Task to complete
Pull each line holding "tartót" out of the entries below.

━━━━

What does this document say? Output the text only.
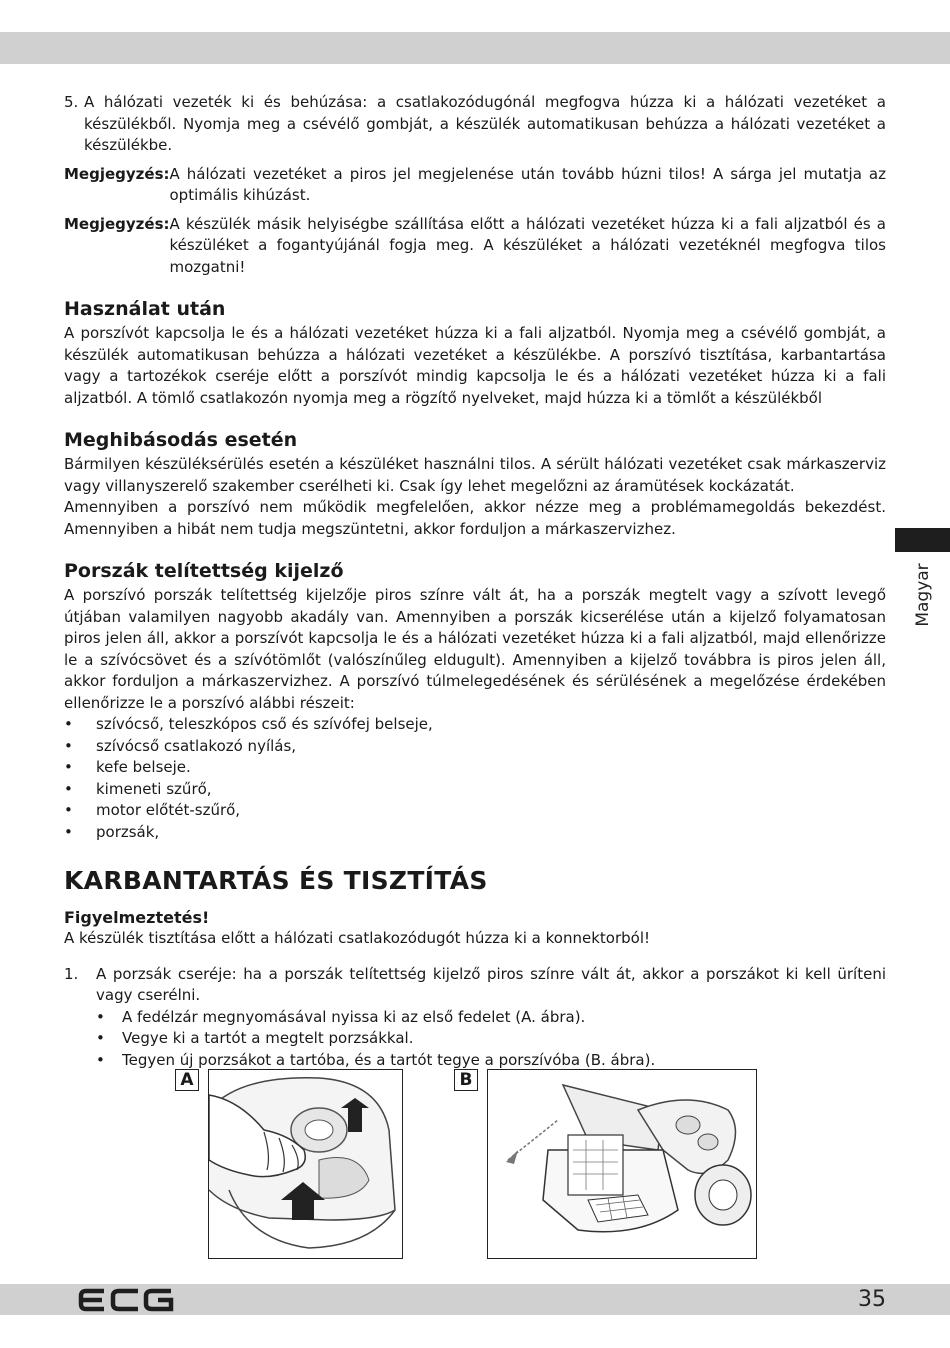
5. A hálózati vezeték ki és behúzása: a csatlakozódugónál megfogva húzza ki a hálózati vezetéket a készülékből. Nyomja meg a csévélő gombját, a készülék automatikusan behúzza a hálózati vezetéket a készülékbe.

Megjegyzés: A hálózati vezetéket a piros jel megjelenése után tovább húzni tilos! A sárga jel mutatja az optimális kihúzást.
Megjegyzés: A készülék másik helyiségbe szállítása előtt a hálózati vezetéket húzza ki a fali aljzatból és a készüléket a fogantyújánál fogja meg. A készüléket a hálózati vezetéknél megfogva tilos mozgatni!
Használat után

A porszívót kapcsolja le és a hálózati vezetéket húzza ki a fali aljzatból. Nyomja meg a csévélő gombját, a készülék automatikusan behúzza a hálózati vezetéket a készülékbe. A porszívó tisztítása, karbantartása vagy a tartozékok cseréje előtt a porszívót mindig kapcsolja le és a hálózati vezetéket húzza ki a fali aljzatból. A tömlő csatlakozón nyomja meg a rögzítő nyelveket, majd húzza ki a tömlőt a készülékből

Meghibásodás esetén

Bármilyen készüléksérülés esetén a készüléket használni tilos. A sérült hálózati vezetéket csak márkaszerviz vagy villanyszerelő szakember cserélheti ki. Csak így lehet megelőzni az áramütések kockázatát.

Amennyiben a porszívó nem működik megfelelően, akkor nézze meg a problémamegoldás bekezdést. Amennyiben a hibát nem tudja megszüntetni, akkor forduljon a márkaszervizhez.

Porszák telítettség kijelző

A porszívó porszák telítettség kijelzője piros színre vált át, ha a porszák megtelt vagy a szívott levegő útjában valamilyen nagyobb akadály van. Amennyiben a porszák kicserélése után a kijelző folyamatosan piros jelen áll, akkor a porszívót kapcsolja le és a hálózati vezetéket húzza ki a fali aljzatból, majd ellenőrizze le a szívócsövet és a szívótömlőt (valószínűleg eldugult). Amennyiben a kijelző továbbra is piros jelen áll, akkor forduljon a márkaszervizhez. A porszívó túlmelegedésének és sérülésének a megelőzése érdekében ellenőrizze le a porszívó alábbi részeit:

•	szívócső, teleszkópos cső és szívófej belseje,
•	szívócső csatlakozó nyílás,
•	kefe belseje.
•	kimeneti szűrő,
•	motor előtét-szűrő,
•	porzsák,
KARBANTARTÁS ÉS TISZTÍTÁS
Figyelmeztetés!

A készülék tisztítása előtt a hálózati csatlakozódugót húzza ki a konnektorból!

1.	A porzsák cseréje: ha a porszák telítettség kijelző piros színre vált át, akkor a porszákot ki kell üríteni vagy cserélni.

•	A fedélzár megnyomásával nyissa ki az első fedelet (A. ábra).
•	Vegye ki a tartót a megtelt porzsákkal.
•	Tegyen új porzsákot a tartóba, és a tartót tegye a porszívóba (B. ábra).
Magyar
A	B
35
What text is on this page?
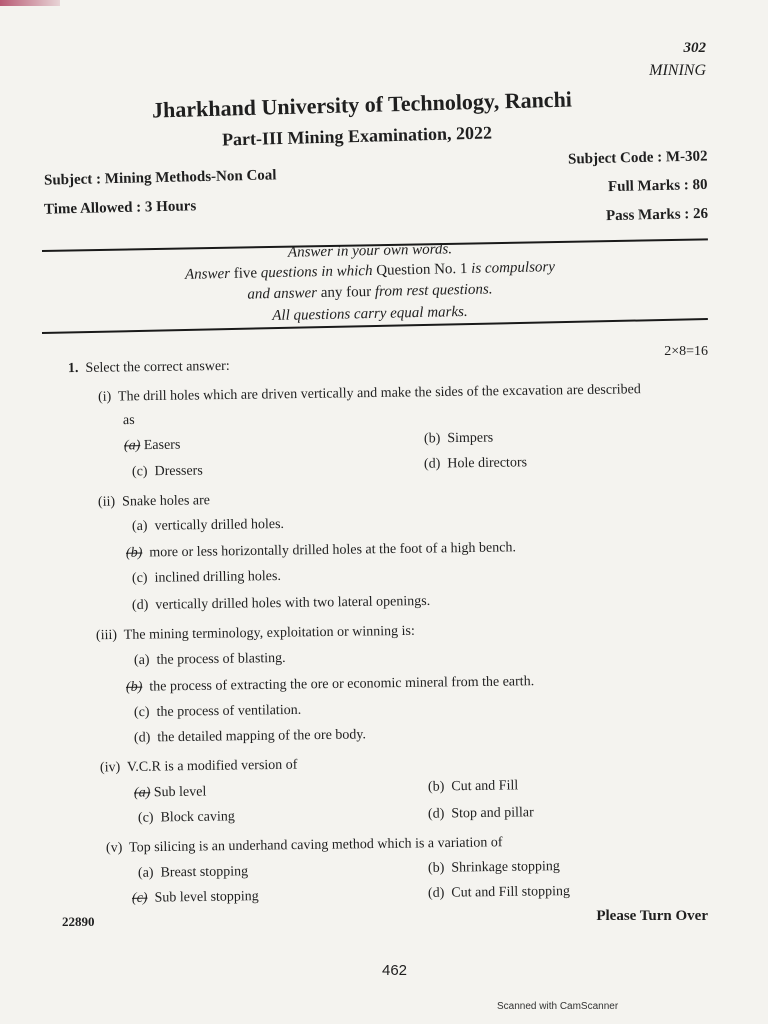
302
MINING
Jharkhand University of Technology, Ranchi
Part-III Mining Examination, 2022
Subject : Mining Methods-Non Coal
Time Allowed : 3 Hours
Subject Code : M-302
Full Marks : 80
Pass Marks : 26
Answer in your own words.
Answer five questions in which Question No. 1 is compulsory
and answer any four from rest questions.
All questions carry equal marks.
2×8=16
1. Select the correct answer:
(i) The drill holes which are driven vertically and make the sides of the excavation are described
as
(a) Easers	(b) Simpers
(c) Dressers	(d) Hole directors
(ii) Snake holes are
(a) vertically drilled holes.
(b) more or less horizontally drilled holes at the foot of a high bench.
(c) inclined drilling holes.
(d) vertically drilled holes with two lateral openings.
(iii) The mining terminology, exploitation or winning is:
(a) the process of blasting.
(b) the process of extracting the ore or economic mineral from the earth.
(c) the process of ventilation.
(d) the detailed mapping of the ore body.
(iv) V.C.R is a modified version of
(a) Sub level	(b) Cut and Fill
(c) Block caving	(d) Stop and pillar
(v) Top silicing is an underhand caving method which is a variation of
(a) Breast stopping	(b) Shrinkage stopping
(c) Sub level stopping	(d) Cut and Fill stopping
22890	Please Turn Over
462
Scanned with CamScanner
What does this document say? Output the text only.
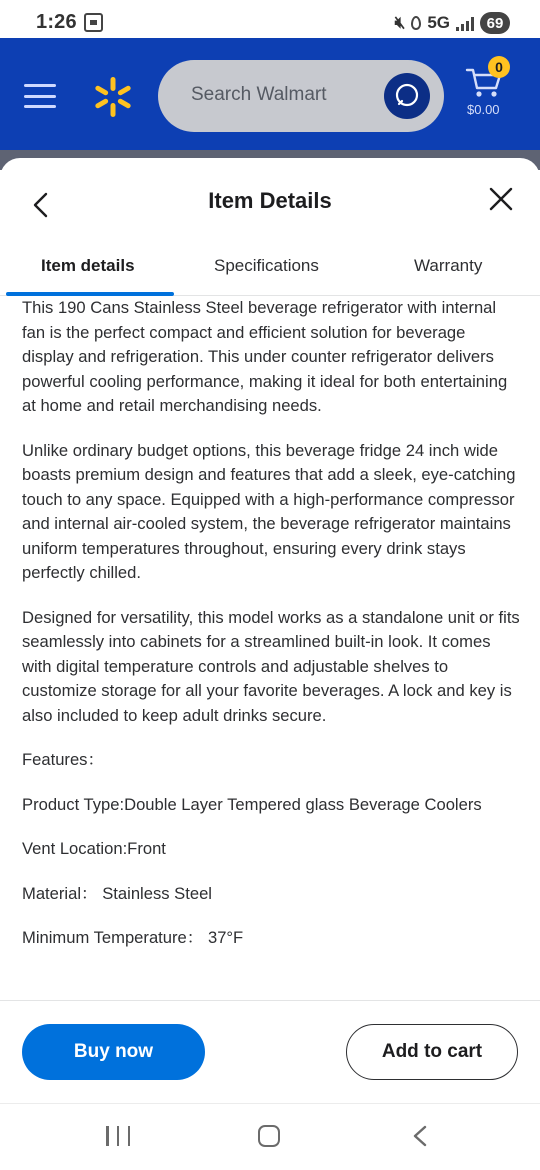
1:26	🔇︎ 5G	69
Search Walmart
0
$0.00
Item Details
Item details	Specifications	Warranty

This 190 Cans Stainless Steel beverage refrigerator with internal fan is the perfect compact and efficient solution for beverage display and refrigeration. This under counter refrigerator delivers powerful cooling performance, making it ideal for both entertaining at home and retail merchandising needs.

Unlike ordinary budget options, this beverage fridge 24 inch wide boasts premium design and features that add a sleek, eye-catching touch to any space. Equipped with a high-performance compressor and internal air-cooled system, the beverage refrigerator maintains uniform temperatures throughout, ensuring every drink stays perfectly chilled.

Designed for versatility, this model works as a standalone unit or fits seamlessly into cabinets for a streamlined built-in look. It comes with digital temperature controls and adjustable shelves to customize storage for all your favorite beverages. A lock and key is also included to keep adult drinks secure.

Features：

Product Type:Double Layer Tempered glass Beverage Coolers

Vent Location:Front

Material： Stainless Steel

Minimum Temperature： 37°F

Buy now	Add to cart
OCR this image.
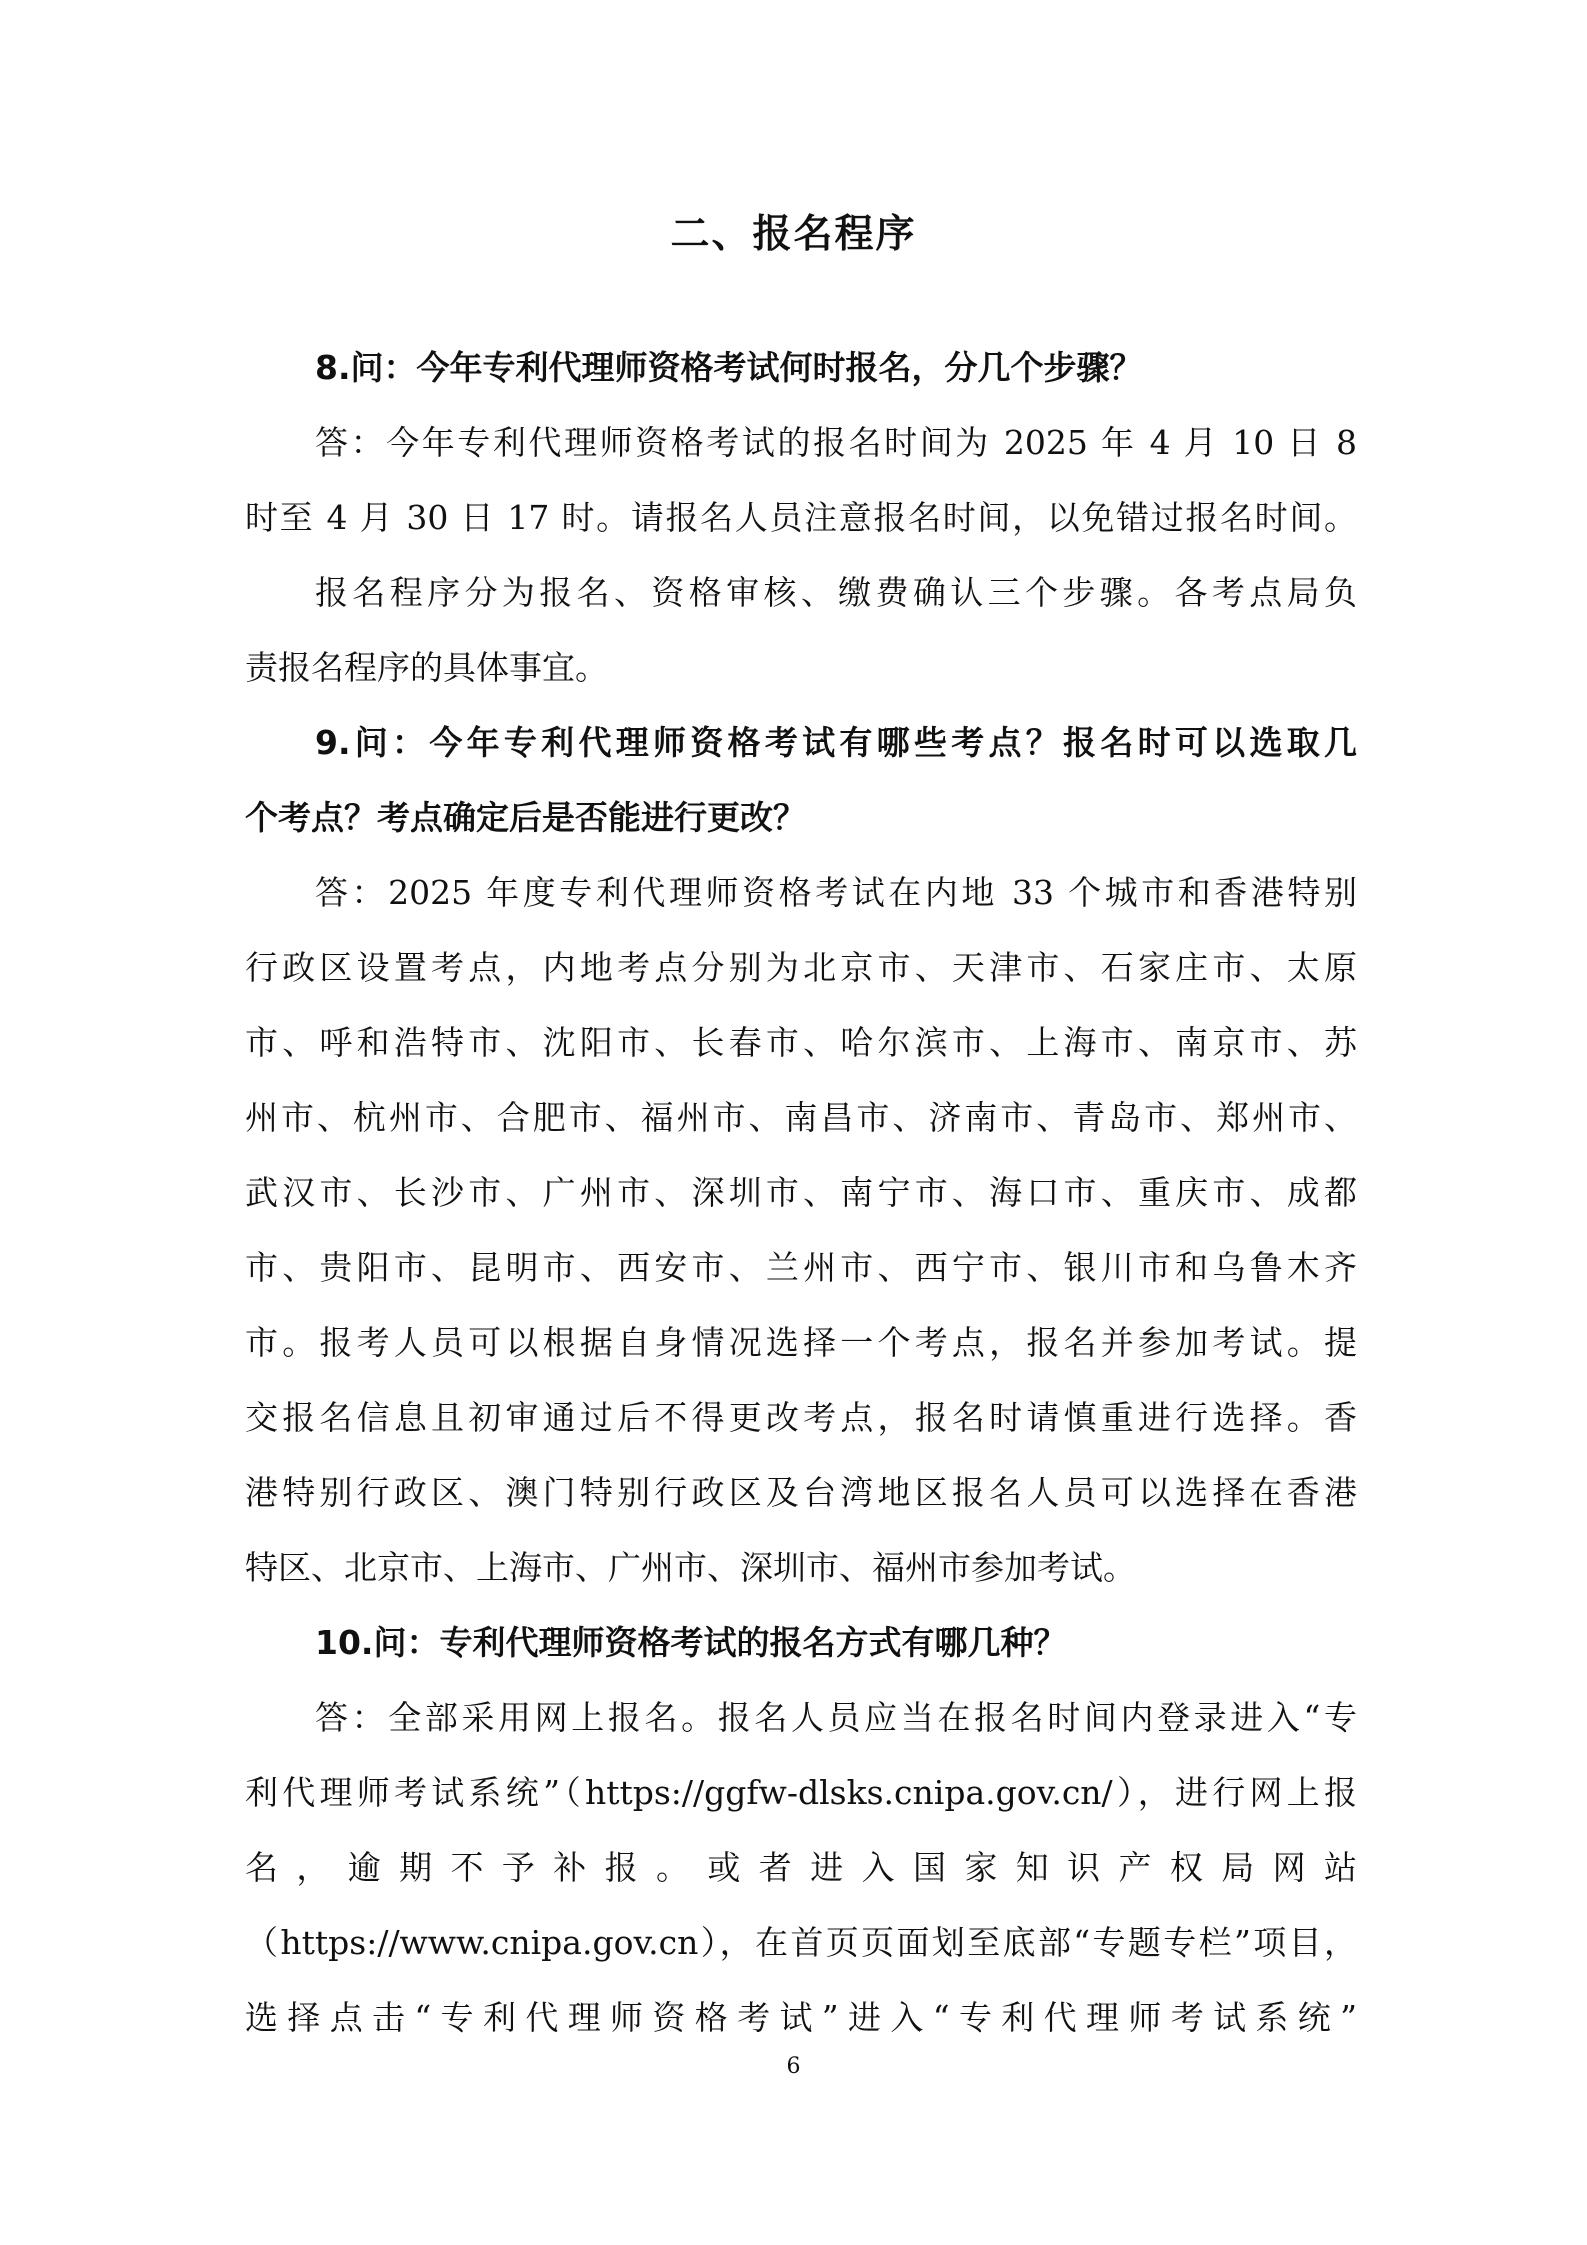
二、报名程序
8.问：今年专利代理师资格考试何时报名，分几个步骤？
答：今年专利代理师资格考试的报名时间为 2025 年 4 月 10 日 8
时至 4 月 30 日 17 时。请报名人员注意报名时间，以免错过报名时间。
报名程序分为报名、资格审核、缴费确认三个步骤。各考点局负
责报名程序的具体事宜。
9.问：今年专利代理师资格考试有哪些考点？报名时可以选取几
个考点？考点确定后是否能进行更改？
答：2025 年度专利代理师资格考试在内地 33 个城市和香港特别
行政区设置考点，内地考点分别为北京市、天津市、石家庄市、太原
市、呼和浩特市、沈阳市、长春市、哈尔滨市、上海市、南京市、苏
州市、杭州市、合肥市、福州市、南昌市、济南市、青岛市、郑州市、
武汉市、长沙市、广州市、深圳市、南宁市、海口市、重庆市、成都
市、贵阳市、昆明市、西安市、兰州市、西宁市、银川市和乌鲁木齐
市。报考人员可以根据自身情况选择一个考点，报名并参加考试。提
交报名信息且初审通过后不得更改考点，报名时请慎重进行选择。香
港特别行政区、澳门特别行政区及台湾地区报名人员可以选择在香港
特区、北京市、上海市、广州市、深圳市、福州市参加考试。
10.问：专利代理师资格考试的报名方式有哪几种？
答：全部采用网上报名。报名人员应当在报名时间内登录进入“专
利代理师考试系统”（https://ggfw-dlsks.cnipa.gov.cn/），进行网上报
名，逾期不予补报。或者进入国家知识产权局网站
（https://www.cnipa.gov.cn），在首页页面划至底部“专题专栏”项目，
选择点击“专利代理师资格考试”进入“专利代理师考试系统”
6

━━━━

Exercise answer
•	Vegye ki a tartót a megtelt porzsákkal.
•	Tegyen új porzsákot a tartóba, és a tartót tegye a porszívóba (B. ábra).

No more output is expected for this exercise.